Extracted information.
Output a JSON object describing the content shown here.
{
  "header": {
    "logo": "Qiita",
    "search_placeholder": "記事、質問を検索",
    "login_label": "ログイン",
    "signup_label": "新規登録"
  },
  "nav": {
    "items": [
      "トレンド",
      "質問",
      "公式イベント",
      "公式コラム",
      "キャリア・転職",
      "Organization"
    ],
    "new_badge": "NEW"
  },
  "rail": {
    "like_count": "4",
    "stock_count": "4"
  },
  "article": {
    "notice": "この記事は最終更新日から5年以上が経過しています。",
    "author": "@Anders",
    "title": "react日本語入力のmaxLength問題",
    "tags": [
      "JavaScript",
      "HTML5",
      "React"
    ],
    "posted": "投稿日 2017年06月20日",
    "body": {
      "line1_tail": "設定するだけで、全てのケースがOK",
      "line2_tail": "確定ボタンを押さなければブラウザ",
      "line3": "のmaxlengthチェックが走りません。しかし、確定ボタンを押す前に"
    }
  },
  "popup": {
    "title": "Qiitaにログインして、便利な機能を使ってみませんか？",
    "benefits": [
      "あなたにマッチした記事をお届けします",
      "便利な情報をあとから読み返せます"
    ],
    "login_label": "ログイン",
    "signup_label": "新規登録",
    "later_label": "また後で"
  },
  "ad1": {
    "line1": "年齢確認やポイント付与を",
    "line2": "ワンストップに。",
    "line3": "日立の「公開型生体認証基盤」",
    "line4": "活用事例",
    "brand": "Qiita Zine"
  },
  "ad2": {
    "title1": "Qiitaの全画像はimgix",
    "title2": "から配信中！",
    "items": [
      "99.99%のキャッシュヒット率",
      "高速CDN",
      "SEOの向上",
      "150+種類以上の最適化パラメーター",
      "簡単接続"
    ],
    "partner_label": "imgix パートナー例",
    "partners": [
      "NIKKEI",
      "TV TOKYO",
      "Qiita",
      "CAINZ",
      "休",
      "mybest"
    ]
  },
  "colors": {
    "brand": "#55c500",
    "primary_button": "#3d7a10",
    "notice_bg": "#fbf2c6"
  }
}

Request. Scan the lines for the string "新規登録". Copy out each line that matches.

Response to the task.
    "signup_label": "新規登録"
    "signup_label": "新規登録",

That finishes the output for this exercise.